• _AIM OF THE EXERCISE_
Count the lines containing "综合排序第一名". Give the number alone.

Data records
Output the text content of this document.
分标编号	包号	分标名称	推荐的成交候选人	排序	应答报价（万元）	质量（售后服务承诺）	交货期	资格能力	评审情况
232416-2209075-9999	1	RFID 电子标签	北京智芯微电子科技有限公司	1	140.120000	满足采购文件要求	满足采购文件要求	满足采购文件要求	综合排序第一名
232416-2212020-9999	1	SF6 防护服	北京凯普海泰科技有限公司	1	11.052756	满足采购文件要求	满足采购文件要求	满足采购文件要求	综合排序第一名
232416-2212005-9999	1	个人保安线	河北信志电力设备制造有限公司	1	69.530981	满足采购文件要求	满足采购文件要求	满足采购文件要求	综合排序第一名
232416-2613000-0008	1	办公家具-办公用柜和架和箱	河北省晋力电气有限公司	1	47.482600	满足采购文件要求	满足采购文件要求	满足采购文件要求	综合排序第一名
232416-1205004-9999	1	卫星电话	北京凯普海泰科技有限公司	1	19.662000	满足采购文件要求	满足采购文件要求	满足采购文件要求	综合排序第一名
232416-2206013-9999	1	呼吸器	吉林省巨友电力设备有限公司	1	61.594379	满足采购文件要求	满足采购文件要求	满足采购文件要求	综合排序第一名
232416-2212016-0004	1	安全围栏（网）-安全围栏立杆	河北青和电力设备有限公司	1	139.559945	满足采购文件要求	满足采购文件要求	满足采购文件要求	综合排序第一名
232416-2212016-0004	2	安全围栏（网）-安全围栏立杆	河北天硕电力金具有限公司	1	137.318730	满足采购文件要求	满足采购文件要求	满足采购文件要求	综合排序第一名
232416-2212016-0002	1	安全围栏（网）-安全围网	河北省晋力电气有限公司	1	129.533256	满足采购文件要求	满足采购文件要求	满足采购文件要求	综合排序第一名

• _THE SOLUTION_
9